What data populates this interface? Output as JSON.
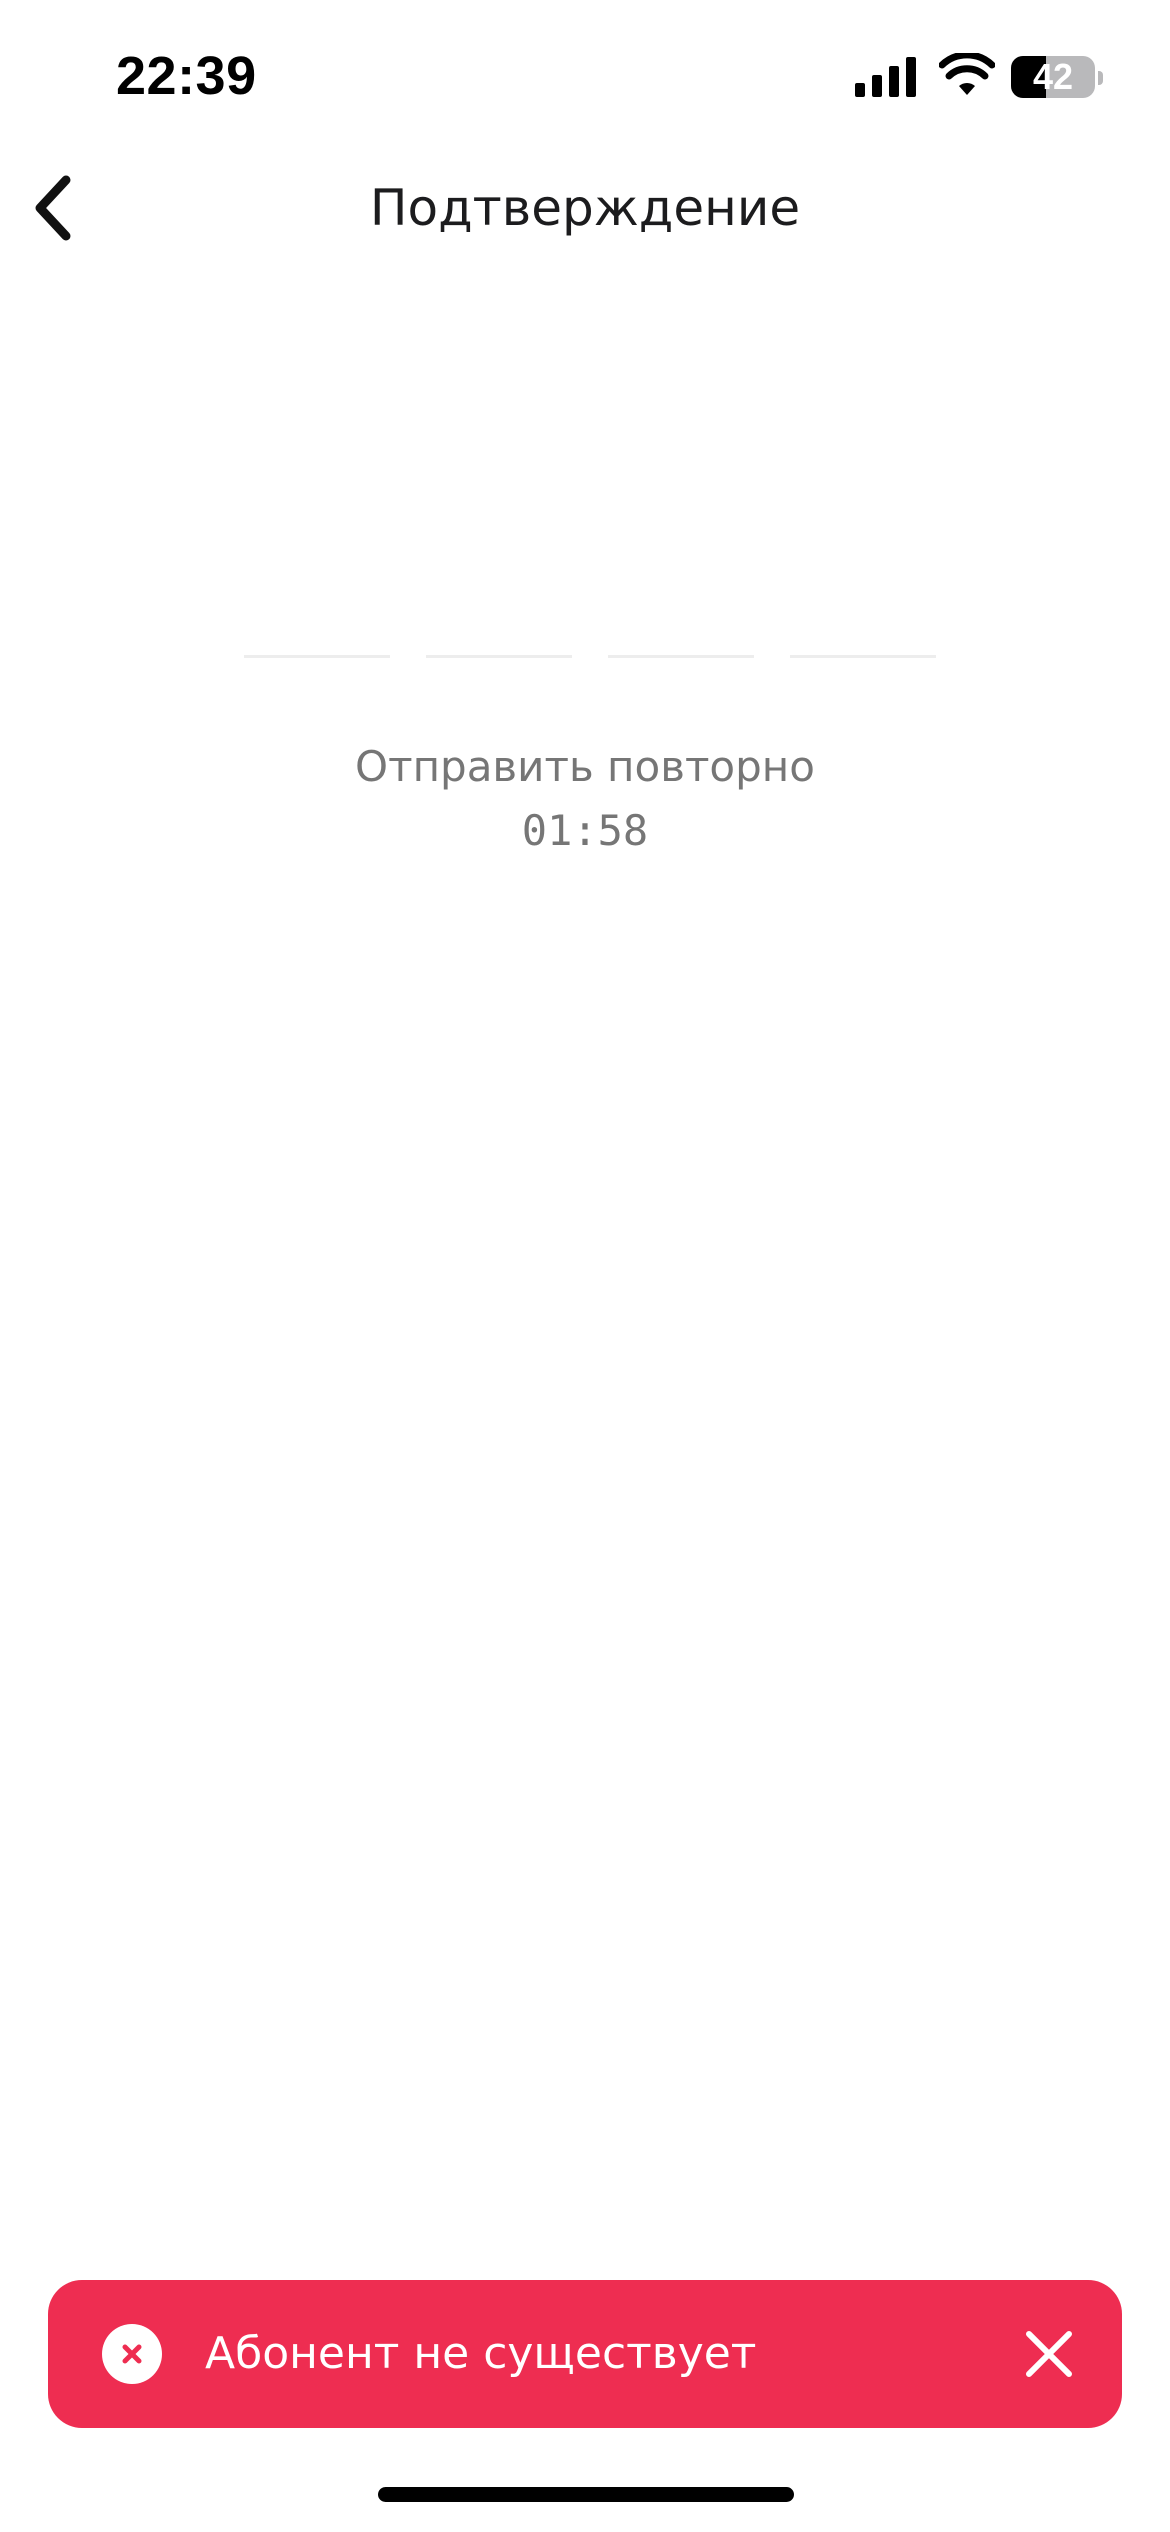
{
  "status_bar": {
    "time": "22:39",
    "battery_level": "42",
    "battery_fraction": 0.42,
    "icons": [
      "signal-icon",
      "wifi-icon",
      "battery-icon"
    ]
  },
  "header": {
    "back_icon": "chevron-left-icon",
    "title": "Подтверждение"
  },
  "code": {
    "length": 4,
    "digits": [
      "",
      "",
      "",
      ""
    ]
  },
  "resend": {
    "label": "Отправить повторно",
    "timer": "01:58"
  },
  "toast": {
    "icon": "error-circle-icon",
    "message": "Абонент не существует",
    "close_icon": "close-icon",
    "color": "#ee2d51"
  }
}
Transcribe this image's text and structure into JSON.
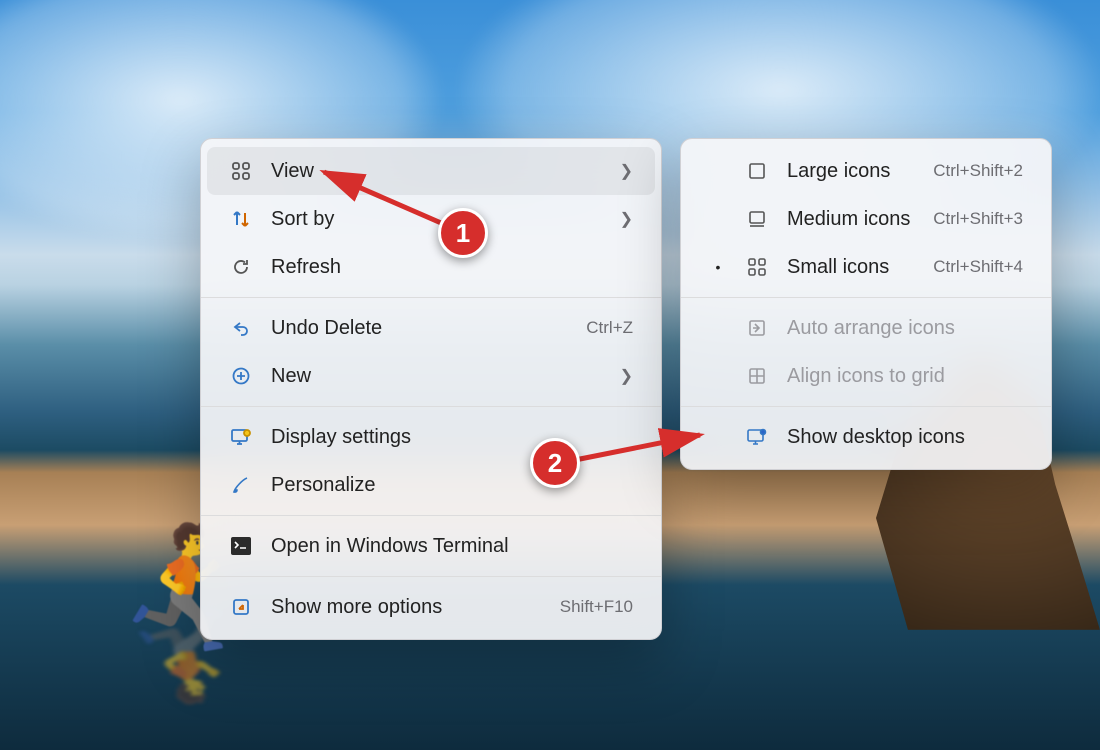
{
  "main_menu": {
    "view": {
      "label": "View",
      "accel": "",
      "submenu": true
    },
    "sort": {
      "label": "Sort by",
      "accel": "",
      "submenu": true
    },
    "refresh": {
      "label": "Refresh",
      "accel": ""
    },
    "undo": {
      "label": "Undo Delete",
      "accel": "Ctrl+Z"
    },
    "new": {
      "label": "New",
      "accel": "",
      "submenu": true
    },
    "display": {
      "label": "Display settings",
      "accel": ""
    },
    "personalize": {
      "label": "Personalize",
      "accel": ""
    },
    "terminal": {
      "label": "Open in Windows Terminal",
      "accel": ""
    },
    "more": {
      "label": "Show more options",
      "accel": "Shift+F10"
    }
  },
  "view_submenu": {
    "large": {
      "label": "Large icons",
      "accel": "Ctrl+Shift+2",
      "selected": false
    },
    "medium": {
      "label": "Medium icons",
      "accel": "Ctrl+Shift+3",
      "selected": false
    },
    "small": {
      "label": "Small icons",
      "accel": "Ctrl+Shift+4",
      "selected": true
    },
    "auto": {
      "label": "Auto arrange icons",
      "enabled": false
    },
    "align": {
      "label": "Align icons to grid",
      "enabled": false
    },
    "show": {
      "label": "Show desktop icons",
      "enabled": true
    }
  },
  "callouts": {
    "c1": "1",
    "c2": "2"
  },
  "icons": {
    "grid2x2": "grid-icon",
    "sort": "sort-icon",
    "refresh": "refresh-icon",
    "undo": "undo-icon",
    "plus": "plus-circle-icon",
    "monitor": "display-settings-icon",
    "brush": "personalize-icon",
    "terminal": "terminal-icon",
    "expand": "expand-icon",
    "large": "large-icons-icon",
    "medium": "medium-icons-icon",
    "small": "small-icons-icon",
    "auto": "auto-arrange-icon",
    "align": "align-grid-icon",
    "desktop": "desktop-icon"
  },
  "colors": {
    "accent": "#3478c6",
    "callout": "#d62e2c"
  }
}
+-------+
Locate the string "this" in the listing above and copy every line where it occurs.

■ **RESPONSE BELOW**
What data populates this interface? Output as JSON.
Transcribe this image's text and structure into JSON.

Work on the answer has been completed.